• Data provided:
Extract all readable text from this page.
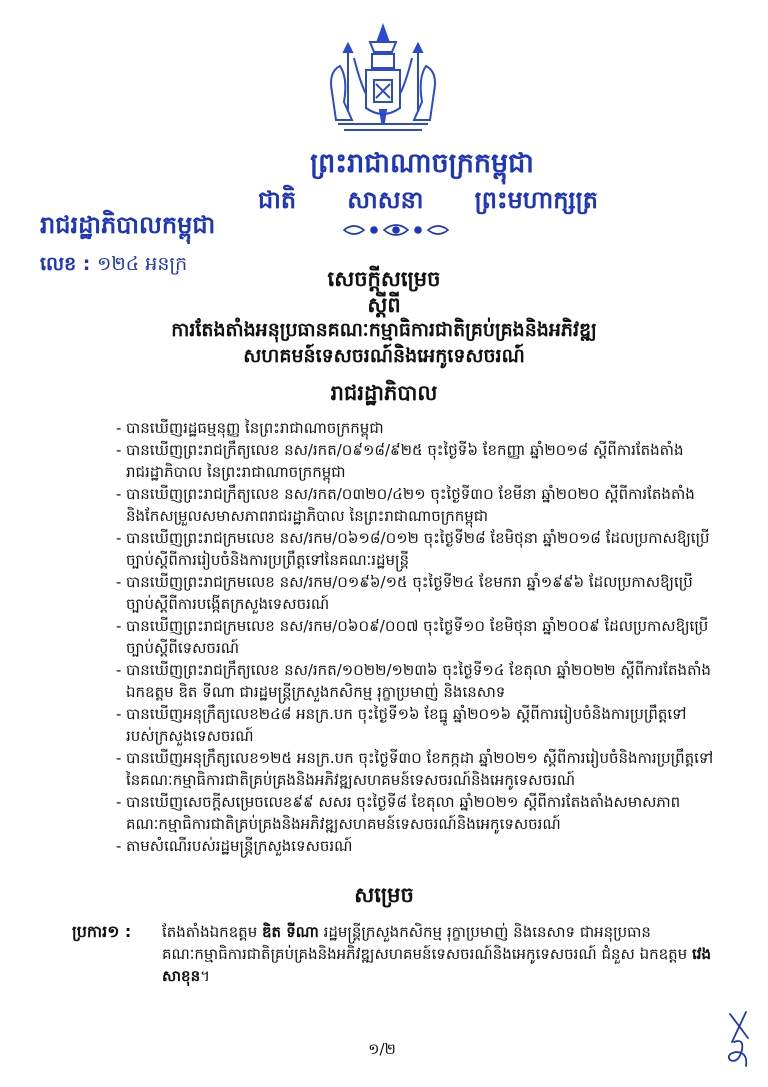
ព្រះរាជាណាចក្រកម្ពុជា
ជាតិ សាសនា ព្រះមហាក្សត្រ
រាជរដ្ឋាភិបាលកម្ពុជា
លេខ : ១២៤ អនក្រ
សេចក្តីសម្រេច
ស្តីពី
ការតែងតាំងអនុប្រធានគណៈកម្មាធិការជាតិគ្រប់គ្រងនិងអភិវឌ្ឍ
សហគមន៍ទេសចរណ៍និងអេកូទេសចរណ៍
រាជរដ្ឋាភិបាល
- បានឃើញរដ្ឋធម្មនុញ្ញ នៃព្រះរាជាណាចក្រកម្ពុជា
- បានឃើញព្រះរាជក្រឹត្យលេខ នស/រកត/០៩១៨/៩២៥ ចុះថ្ងៃទី៦ ខែកញ្ញា ឆ្នាំ២០១៨ ស្តីពីការតែងតាំង
រាជរដ្ឋាភិបាល នៃព្រះរាជាណាចក្រកម្ពុជា
- បានឃើញព្រះរាជក្រឹត្យលេខ នស/រកត/០៣២០/៤២១ ចុះថ្ងៃទី៣០ ខែមីនា ឆ្នាំ២០២០ ស្តីពីការតែងតាំង
និងកែសម្រួលសមាសភាពរាជរដ្ឋាភិបាល នៃព្រះរាជាណាចក្រកម្ពុជា
- បានឃើញព្រះរាជក្រមលេខ នស/រកម/០៦១៨/០១២ ចុះថ្ងៃទី២៨ ខែមិថុនា ឆ្នាំ២០១៨ ដែលប្រកាសឱ្យប្រើ
ច្បាប់ស្តីពីការរៀបចំនិងការប្រព្រឹត្តទៅនៃគណៈរដ្ឋមន្ត្រី
- បានឃើញព្រះរាជក្រមលេខ នស/រកម/០១៩៦/១៥ ចុះថ្ងៃទី២៤ ខែមករា ឆ្នាំ១៩៩៦ ដែលប្រកាសឱ្យប្រើ
ច្បាប់ស្តីពីការបង្កើតក្រសួងទេសចរណ៍
- បានឃើញព្រះរាជក្រមលេខ នស/រកម/០៦០៩/០០៧ ចុះថ្ងៃទី១០ ខែមិថុនា ឆ្នាំ២០០៩ ដែលប្រកាសឱ្យប្រើ
ច្បាប់ស្តីពីទេសចរណ៍
- បានឃើញព្រះរាជក្រឹត្យលេខ នស/រកត/១០២២/១២៣៦ ចុះថ្ងៃទី១៤ ខែតុលា ឆ្នាំ២០២២ ស្តីពីការតែងតាំង
ឯកឧត្តម ឌិត ទីណា ជារដ្ឋមន្ត្រីក្រសួងកសិកម្ម រុក្ខាប្រមាញ់ និងនេសាទ
- បានឃើញអនុក្រឹត្យលេខ២៤៨ អនក្រ.បក ចុះថ្ងៃទី១៦ ខែធ្នូ ឆ្នាំ២០១៦ ស្តីពីការរៀបចំនិងការប្រព្រឹត្តទៅ
របស់ក្រសួងទេសចរណ៍
- បានឃើញអនុក្រឹត្យលេខ១២៥ អនក្រ.បក ចុះថ្ងៃទី៣០ ខែកក្កដា ឆ្នាំ២០២១ ស្តីពីការរៀបចំនិងការប្រព្រឹត្តទៅ
នៃគណៈកម្មាធិការជាតិគ្រប់គ្រងនិងអភិវឌ្ឍសហគមន៍ទេសចរណ៍និងអេកូទេសចរណ៍
- បានឃើញសេចក្តីសម្រេចលេខ៩៩ សសរ ចុះថ្ងៃទី៨ ខែតុលា ឆ្នាំ២០២១ ស្តីពីការតែងតាំងសមាសភាព
គណៈកម្មាធិការជាតិគ្រប់គ្រងនិងអភិវឌ្ឍសហគមន៍ទេសចរណ៍និងអេកូទេសចរណ៍
- តាមសំណើរបស់រដ្ឋមន្ត្រីក្រសួងទេសចរណ៍
សម្រេច
ប្រការ១ : តែងតាំងឯកឧត្តម ឌិត ទីណា រដ្ឋមន្ត្រីក្រសួងកសិកម្ម រុក្ខាប្រមាញ់ និងនេសាទ ជាអនុប្រធាន គណៈកម្មាធិការជាតិគ្រប់គ្រងនិងអភិវឌ្ឍសហគមន៍ទេសចរណ៍និងអេកូទេសចរណ៍ ជំនួស ឯកឧត្តម វេង សាខុន។
១/២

• Required work: Copy out all lines where the word "ឯកឧត" appears.

• Full response:
ឯកឧត្តម ឌិត ទីណា ជារដ្ឋមន្ត្រីក្រសួងកសិកម្ម រុក្ខាប្រមាញ់ និងនេសាទ
ប្រការ១ : តែងតាំងឯកឧត្តម ឌិត ទីណា រដ្ឋមន្ត្រីក្រសួងកសិកម្ម រុក្ខាប្រមាញ់ និងនេសាទ ជាអនុប្រធាន គណៈកម្មាធិការជាតិគ្រប់គ្រងនិងអភិវឌ្ឍសហគមន៍ទេសចរណ៍និងអេកូទេសចរណ៍ ជំនួស ឯកឧត្តម វេង សាខុន។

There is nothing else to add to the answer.